Task goal
Select and copy out every line in the records containing "Immobilien".

BEGIN Stored records

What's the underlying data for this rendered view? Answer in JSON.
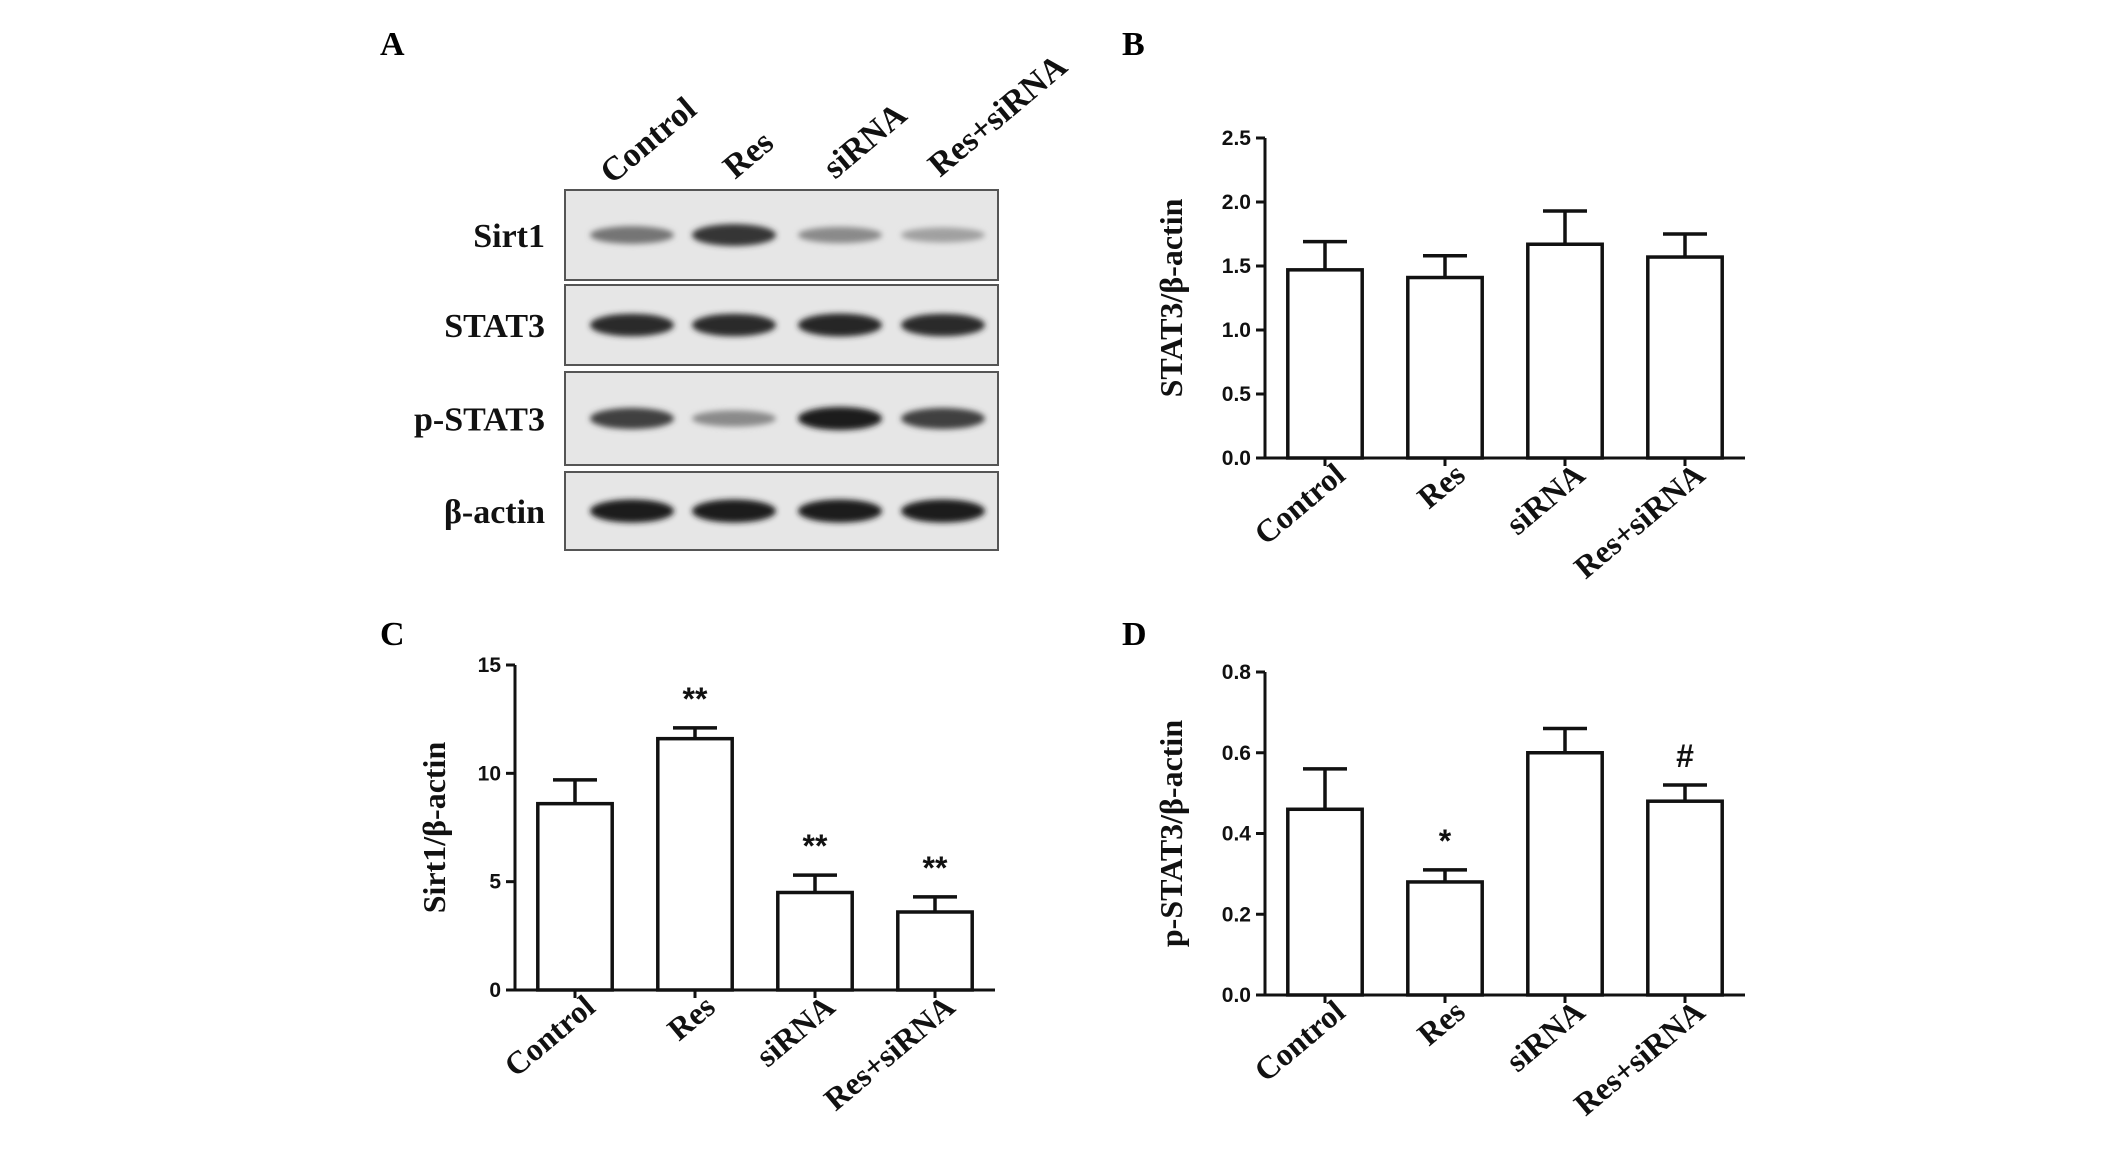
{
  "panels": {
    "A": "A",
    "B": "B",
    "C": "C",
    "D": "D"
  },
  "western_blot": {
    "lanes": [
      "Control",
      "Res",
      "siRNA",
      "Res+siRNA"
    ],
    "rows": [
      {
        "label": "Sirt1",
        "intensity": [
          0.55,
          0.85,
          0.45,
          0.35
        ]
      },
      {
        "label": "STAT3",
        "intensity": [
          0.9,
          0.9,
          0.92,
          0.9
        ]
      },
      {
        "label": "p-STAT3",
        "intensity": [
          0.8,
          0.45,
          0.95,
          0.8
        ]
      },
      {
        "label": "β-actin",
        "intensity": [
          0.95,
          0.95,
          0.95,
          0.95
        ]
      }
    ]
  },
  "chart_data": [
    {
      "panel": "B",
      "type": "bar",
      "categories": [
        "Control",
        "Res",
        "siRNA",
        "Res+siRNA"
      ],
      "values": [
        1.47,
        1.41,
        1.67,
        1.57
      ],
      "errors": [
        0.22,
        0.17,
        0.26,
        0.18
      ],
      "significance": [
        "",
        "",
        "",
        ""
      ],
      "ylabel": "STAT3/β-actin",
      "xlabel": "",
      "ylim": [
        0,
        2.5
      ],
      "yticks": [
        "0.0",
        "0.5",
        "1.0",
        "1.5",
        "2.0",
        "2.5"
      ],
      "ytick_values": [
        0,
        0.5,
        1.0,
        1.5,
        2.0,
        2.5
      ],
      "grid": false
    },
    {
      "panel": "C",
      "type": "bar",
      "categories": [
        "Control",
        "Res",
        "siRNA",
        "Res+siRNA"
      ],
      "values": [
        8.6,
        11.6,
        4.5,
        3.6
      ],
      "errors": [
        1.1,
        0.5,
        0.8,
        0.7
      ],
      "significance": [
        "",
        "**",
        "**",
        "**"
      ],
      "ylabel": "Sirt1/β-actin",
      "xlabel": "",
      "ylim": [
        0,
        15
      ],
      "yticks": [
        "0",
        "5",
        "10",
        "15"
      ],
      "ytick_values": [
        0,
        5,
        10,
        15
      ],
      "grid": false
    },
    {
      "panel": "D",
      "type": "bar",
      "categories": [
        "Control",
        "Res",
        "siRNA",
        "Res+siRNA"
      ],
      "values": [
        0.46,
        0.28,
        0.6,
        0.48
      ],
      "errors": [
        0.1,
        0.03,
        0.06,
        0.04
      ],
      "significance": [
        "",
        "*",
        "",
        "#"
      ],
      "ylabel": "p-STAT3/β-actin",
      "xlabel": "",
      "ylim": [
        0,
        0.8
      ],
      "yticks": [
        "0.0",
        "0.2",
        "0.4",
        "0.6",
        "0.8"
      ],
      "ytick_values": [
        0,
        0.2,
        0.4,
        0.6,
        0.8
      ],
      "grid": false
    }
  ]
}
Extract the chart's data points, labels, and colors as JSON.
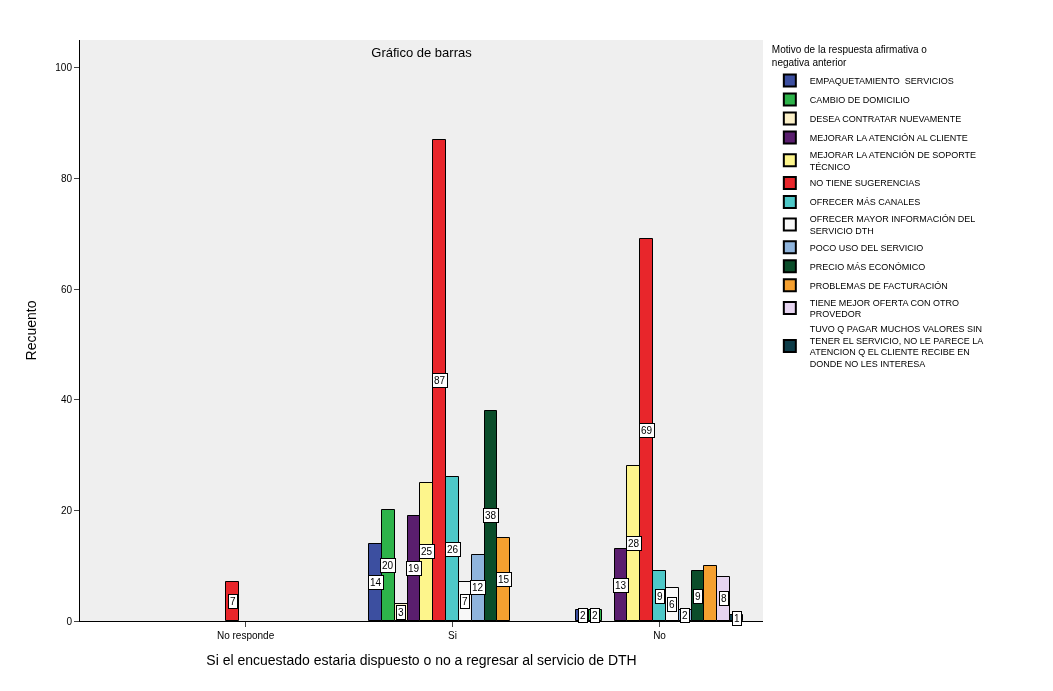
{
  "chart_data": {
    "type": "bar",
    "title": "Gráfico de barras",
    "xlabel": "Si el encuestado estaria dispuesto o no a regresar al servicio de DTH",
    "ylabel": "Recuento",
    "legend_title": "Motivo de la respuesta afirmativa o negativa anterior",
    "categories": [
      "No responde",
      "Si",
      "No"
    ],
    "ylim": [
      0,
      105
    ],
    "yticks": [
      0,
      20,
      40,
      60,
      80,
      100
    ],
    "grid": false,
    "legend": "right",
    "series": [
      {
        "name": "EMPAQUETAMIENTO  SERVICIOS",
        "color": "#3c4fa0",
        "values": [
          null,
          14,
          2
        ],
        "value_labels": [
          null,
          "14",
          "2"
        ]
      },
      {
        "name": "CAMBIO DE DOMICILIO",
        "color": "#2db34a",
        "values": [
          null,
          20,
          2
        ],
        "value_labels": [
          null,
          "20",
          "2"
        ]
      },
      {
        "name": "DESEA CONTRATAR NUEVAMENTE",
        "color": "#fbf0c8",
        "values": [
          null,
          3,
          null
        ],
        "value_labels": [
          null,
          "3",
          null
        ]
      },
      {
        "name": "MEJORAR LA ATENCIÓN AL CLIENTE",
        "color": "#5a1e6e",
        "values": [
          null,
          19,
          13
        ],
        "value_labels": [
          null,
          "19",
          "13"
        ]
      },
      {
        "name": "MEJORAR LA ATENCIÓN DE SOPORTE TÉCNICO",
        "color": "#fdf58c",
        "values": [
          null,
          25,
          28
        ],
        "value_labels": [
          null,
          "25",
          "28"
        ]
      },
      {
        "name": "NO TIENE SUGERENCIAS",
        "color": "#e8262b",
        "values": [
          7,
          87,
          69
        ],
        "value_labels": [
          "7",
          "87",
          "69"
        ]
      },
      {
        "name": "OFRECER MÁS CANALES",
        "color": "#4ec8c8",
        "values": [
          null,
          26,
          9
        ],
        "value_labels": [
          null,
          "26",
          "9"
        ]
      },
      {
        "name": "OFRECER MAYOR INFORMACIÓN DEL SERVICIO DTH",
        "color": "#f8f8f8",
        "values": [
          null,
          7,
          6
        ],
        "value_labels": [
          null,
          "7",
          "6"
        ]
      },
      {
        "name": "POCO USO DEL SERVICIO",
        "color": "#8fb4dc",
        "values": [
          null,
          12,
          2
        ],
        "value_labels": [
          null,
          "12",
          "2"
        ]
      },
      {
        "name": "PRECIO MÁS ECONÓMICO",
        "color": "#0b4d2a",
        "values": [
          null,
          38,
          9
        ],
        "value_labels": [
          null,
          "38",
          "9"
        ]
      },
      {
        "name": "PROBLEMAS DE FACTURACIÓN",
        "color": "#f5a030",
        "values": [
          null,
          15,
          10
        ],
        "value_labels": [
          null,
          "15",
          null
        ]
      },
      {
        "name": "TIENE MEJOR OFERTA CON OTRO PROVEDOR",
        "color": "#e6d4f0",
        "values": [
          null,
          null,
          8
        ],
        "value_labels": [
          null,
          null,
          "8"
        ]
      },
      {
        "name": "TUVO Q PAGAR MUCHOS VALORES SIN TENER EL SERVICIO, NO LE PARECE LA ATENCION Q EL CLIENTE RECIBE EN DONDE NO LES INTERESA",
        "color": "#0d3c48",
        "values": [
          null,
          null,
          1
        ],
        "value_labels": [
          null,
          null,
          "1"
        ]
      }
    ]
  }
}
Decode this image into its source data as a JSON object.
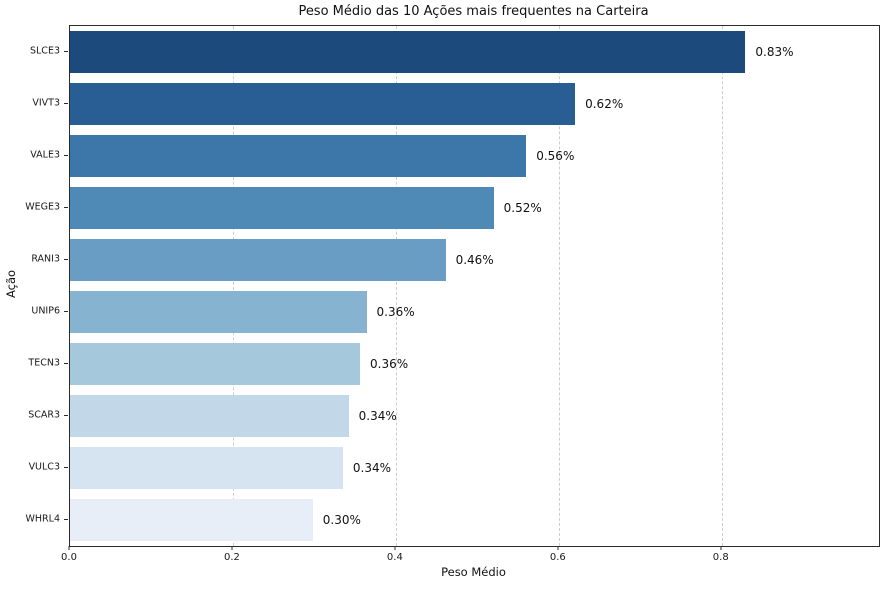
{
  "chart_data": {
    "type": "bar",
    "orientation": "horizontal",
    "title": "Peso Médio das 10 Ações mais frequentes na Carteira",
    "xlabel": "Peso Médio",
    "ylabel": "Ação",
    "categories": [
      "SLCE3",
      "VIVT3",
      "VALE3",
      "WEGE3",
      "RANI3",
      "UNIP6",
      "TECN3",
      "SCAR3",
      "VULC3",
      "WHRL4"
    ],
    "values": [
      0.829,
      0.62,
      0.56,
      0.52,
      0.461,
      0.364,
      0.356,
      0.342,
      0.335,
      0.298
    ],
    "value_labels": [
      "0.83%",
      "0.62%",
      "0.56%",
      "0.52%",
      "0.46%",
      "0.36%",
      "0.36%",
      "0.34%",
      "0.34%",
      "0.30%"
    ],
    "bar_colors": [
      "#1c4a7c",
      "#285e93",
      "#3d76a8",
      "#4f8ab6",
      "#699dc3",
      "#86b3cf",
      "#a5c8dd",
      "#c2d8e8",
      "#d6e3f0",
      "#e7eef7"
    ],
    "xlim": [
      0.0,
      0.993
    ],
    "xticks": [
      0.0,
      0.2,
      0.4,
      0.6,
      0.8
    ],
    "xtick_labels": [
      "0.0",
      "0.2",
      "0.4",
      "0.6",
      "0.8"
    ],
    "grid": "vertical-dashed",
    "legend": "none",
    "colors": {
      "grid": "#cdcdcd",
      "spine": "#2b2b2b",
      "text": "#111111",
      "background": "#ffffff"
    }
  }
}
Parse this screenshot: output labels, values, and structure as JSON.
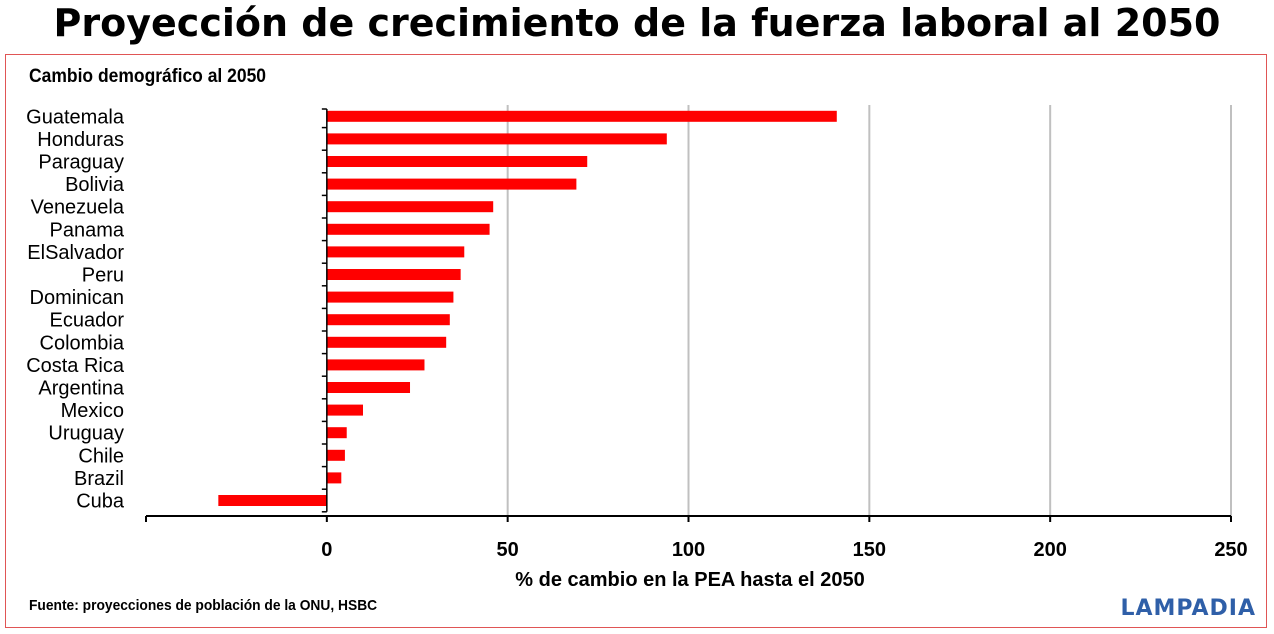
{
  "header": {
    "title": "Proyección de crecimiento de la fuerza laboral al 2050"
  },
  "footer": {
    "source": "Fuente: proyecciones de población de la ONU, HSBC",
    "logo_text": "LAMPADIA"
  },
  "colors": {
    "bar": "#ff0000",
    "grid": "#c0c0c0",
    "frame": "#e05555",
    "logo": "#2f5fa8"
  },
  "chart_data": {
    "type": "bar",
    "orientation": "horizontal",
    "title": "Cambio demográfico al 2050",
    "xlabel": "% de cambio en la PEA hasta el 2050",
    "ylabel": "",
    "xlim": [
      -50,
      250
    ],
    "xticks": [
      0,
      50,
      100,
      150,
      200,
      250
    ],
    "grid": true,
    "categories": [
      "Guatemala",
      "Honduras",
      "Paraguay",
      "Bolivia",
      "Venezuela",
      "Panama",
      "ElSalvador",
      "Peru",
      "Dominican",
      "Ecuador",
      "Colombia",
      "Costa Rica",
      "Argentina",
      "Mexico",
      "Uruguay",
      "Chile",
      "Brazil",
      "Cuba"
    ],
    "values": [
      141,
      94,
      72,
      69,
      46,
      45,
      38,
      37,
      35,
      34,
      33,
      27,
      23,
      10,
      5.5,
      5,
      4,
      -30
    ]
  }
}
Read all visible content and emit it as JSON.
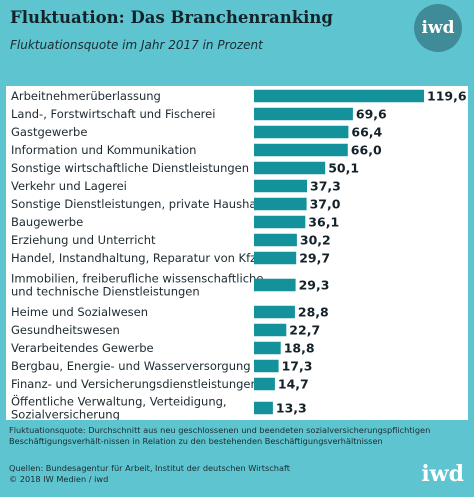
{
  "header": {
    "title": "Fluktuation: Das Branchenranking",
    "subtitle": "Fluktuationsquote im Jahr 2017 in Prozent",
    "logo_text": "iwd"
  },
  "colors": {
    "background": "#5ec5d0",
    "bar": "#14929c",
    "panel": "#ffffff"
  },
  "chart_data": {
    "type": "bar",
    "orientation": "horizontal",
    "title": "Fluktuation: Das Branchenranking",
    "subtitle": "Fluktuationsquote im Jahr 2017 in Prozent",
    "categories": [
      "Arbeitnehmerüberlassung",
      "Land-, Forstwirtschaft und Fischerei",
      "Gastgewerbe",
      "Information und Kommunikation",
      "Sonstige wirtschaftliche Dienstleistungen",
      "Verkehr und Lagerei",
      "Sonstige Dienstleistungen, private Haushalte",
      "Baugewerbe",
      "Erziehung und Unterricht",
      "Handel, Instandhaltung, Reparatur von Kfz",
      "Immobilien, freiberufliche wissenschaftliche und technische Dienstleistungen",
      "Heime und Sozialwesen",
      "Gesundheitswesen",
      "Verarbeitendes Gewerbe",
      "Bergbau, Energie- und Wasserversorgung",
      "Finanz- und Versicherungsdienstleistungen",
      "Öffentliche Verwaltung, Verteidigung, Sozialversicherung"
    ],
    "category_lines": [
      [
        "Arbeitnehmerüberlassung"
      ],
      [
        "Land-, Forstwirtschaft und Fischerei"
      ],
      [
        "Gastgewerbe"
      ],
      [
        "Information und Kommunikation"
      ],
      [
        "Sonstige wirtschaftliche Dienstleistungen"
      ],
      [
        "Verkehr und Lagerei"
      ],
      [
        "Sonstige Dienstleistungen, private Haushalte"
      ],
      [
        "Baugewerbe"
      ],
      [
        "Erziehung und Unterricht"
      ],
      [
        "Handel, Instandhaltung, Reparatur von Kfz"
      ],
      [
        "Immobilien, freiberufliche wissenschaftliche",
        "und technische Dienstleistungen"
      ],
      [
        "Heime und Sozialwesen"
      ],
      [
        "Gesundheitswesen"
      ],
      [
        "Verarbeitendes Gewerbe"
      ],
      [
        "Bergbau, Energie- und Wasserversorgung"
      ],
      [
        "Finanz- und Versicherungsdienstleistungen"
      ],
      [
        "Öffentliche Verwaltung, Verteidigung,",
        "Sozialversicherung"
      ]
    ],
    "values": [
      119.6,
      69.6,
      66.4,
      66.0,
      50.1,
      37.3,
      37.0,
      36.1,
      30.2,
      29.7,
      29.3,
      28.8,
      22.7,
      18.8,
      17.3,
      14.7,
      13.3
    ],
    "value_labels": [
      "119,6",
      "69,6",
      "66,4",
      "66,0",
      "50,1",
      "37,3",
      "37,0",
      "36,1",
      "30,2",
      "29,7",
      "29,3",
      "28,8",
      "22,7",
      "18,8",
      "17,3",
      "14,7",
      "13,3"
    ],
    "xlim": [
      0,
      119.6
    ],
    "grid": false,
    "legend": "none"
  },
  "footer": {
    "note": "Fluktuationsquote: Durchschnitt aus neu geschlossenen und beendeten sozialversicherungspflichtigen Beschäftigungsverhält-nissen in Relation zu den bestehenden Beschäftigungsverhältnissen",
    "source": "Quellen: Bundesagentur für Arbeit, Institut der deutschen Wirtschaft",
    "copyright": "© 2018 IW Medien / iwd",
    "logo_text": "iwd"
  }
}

END Stored records

Completed exercise
      "Immobilien, freiberufliche wissenschaftliche und technische Dienstleistungen",
        "Immobilien, freiberufliche wissenschaftliche",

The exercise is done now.